__Description of the task__: Copy out the records from the start through the line holding "external-link-icon bbox=[1048, 45, 1066, 63]", both ends included, with every character left as it is.

__Records for the exercise__:

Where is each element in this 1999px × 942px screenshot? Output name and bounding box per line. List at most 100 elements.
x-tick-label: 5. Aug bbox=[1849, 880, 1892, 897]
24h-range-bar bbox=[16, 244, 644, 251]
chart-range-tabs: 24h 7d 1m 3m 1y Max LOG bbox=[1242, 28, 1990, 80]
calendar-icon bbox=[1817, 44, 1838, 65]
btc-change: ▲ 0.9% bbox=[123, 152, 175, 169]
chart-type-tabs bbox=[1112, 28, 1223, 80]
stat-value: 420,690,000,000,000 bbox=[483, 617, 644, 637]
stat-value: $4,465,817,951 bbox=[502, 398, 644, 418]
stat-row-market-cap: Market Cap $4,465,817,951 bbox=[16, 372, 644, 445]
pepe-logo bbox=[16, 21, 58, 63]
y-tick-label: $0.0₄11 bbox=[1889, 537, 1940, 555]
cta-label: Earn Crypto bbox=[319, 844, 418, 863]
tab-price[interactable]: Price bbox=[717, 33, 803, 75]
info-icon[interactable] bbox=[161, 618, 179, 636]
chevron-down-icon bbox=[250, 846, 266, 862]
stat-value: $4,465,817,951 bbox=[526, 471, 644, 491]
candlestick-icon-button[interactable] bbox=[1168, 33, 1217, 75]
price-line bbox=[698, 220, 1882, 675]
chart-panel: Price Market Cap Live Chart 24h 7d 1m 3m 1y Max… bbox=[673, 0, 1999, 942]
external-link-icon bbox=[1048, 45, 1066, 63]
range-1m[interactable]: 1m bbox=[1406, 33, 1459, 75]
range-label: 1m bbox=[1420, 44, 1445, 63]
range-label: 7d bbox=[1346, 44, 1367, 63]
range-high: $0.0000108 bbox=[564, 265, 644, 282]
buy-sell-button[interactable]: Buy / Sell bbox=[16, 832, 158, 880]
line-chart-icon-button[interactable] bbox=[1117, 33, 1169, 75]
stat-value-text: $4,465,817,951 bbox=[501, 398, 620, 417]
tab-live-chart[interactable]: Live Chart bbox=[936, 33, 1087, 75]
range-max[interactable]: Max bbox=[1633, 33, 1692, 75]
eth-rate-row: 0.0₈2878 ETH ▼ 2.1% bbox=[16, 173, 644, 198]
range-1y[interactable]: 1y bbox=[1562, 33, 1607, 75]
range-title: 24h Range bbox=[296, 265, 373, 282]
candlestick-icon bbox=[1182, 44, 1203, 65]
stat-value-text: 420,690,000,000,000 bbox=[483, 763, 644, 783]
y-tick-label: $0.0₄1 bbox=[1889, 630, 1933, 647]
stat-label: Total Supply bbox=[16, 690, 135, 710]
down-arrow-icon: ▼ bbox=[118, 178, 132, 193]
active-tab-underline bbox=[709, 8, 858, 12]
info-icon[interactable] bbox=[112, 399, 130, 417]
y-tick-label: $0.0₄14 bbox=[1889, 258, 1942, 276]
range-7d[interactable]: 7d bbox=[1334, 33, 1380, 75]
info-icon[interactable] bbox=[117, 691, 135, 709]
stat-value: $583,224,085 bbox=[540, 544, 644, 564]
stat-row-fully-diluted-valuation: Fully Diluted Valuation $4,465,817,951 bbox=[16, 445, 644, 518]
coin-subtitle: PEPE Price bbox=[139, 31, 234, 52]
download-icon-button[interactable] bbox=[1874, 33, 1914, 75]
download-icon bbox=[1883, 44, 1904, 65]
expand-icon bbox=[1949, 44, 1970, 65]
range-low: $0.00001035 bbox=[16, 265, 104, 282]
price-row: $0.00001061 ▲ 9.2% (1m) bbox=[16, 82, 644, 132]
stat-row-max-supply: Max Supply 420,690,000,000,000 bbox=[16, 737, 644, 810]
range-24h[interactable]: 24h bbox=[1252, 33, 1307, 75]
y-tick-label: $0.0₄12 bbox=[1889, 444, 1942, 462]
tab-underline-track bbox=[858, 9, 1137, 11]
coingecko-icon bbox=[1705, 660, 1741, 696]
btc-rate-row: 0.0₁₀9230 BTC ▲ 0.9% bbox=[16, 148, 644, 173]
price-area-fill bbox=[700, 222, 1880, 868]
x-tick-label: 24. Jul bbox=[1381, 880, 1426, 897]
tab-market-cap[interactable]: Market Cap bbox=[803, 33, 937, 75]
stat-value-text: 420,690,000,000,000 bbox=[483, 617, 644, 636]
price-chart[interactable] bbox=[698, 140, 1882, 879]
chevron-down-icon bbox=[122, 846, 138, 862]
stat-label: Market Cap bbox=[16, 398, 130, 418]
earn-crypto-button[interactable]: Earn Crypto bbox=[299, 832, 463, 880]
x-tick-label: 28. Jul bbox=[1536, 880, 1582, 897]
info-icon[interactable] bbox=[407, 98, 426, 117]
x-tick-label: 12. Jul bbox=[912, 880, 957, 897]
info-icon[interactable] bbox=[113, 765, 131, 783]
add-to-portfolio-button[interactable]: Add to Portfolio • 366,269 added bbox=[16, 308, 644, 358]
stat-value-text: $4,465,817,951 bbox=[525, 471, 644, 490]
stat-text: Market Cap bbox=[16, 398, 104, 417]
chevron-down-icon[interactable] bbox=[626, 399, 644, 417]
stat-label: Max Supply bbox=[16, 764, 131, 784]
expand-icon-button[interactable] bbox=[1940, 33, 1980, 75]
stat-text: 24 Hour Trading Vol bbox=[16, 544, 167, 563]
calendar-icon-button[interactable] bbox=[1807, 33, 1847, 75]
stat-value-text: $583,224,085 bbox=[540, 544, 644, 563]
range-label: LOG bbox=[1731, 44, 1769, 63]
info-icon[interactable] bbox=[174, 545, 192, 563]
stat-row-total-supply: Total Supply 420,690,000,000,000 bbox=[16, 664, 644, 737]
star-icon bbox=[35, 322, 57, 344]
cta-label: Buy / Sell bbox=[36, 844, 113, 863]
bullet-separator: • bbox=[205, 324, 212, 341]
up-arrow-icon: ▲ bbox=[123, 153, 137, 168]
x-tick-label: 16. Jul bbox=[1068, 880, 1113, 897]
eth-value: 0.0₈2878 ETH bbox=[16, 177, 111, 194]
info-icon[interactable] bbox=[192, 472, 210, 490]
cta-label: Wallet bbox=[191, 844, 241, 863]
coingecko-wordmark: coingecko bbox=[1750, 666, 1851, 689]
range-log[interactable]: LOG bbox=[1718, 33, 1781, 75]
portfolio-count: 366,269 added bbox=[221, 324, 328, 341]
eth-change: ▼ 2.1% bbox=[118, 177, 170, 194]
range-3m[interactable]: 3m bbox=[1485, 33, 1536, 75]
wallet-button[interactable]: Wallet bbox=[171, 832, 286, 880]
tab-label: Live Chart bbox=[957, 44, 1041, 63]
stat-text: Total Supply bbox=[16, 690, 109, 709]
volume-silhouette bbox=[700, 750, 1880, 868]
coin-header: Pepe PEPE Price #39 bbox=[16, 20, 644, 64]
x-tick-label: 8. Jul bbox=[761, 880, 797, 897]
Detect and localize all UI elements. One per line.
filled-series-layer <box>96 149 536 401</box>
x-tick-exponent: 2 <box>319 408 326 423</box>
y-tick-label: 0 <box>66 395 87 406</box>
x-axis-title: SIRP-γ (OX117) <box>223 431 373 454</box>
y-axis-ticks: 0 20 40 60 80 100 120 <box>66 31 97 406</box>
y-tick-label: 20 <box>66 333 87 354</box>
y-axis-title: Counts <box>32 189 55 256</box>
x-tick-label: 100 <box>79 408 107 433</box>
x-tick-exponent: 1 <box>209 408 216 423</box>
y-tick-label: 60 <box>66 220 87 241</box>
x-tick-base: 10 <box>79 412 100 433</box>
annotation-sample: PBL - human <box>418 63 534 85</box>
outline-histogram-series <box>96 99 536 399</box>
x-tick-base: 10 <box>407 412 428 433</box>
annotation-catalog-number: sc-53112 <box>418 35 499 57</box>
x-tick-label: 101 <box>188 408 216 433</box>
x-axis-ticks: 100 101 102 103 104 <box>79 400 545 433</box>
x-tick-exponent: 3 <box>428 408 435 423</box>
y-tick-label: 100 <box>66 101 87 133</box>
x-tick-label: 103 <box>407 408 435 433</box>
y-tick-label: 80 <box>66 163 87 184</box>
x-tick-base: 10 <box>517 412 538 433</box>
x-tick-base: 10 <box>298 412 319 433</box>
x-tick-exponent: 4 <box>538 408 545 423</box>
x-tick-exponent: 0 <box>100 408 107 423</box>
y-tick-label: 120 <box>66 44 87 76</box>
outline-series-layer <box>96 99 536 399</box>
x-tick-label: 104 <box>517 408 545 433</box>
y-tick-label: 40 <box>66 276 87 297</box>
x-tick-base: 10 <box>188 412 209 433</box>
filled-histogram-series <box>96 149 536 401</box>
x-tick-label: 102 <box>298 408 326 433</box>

__Reply to the exercise__:
Where is each element in this 1999px × 942px screenshot? Output name and bounding box per line. List at most 100 elements.
x-tick-label: 5. Aug bbox=[1849, 880, 1892, 897]
24h-range-bar bbox=[16, 244, 644, 251]
chart-range-tabs: 24h 7d 1m 3m 1y Max LOG bbox=[1242, 28, 1990, 80]
calendar-icon bbox=[1817, 44, 1838, 65]
btc-change: ▲ 0.9% bbox=[123, 152, 175, 169]
chart-type-tabs bbox=[1112, 28, 1223, 80]
stat-value: 420,690,000,000,000 bbox=[483, 617, 644, 637]
stat-value: $4,465,817,951 bbox=[502, 398, 644, 418]
stat-row-market-cap: Market Cap $4,465,817,951 bbox=[16, 372, 644, 445]
pepe-logo bbox=[16, 21, 58, 63]
y-tick-label: $0.0₄11 bbox=[1889, 537, 1940, 555]
cta-label: Earn Crypto bbox=[319, 844, 418, 863]
tab-price[interactable]: Price bbox=[717, 33, 803, 75]
info-icon[interactable] bbox=[161, 618, 179, 636]
chevron-down-icon bbox=[250, 846, 266, 862]
stat-value: $4,465,817,951 bbox=[526, 471, 644, 491]
candlestick-icon-button[interactable] bbox=[1168, 33, 1217, 75]
price-line bbox=[698, 220, 1882, 675]
chart-panel: Price Market Cap Live Chart 24h 7d 1m 3m 1y Max… bbox=[673, 0, 1999, 942]
external-link-icon bbox=[1048, 45, 1066, 63]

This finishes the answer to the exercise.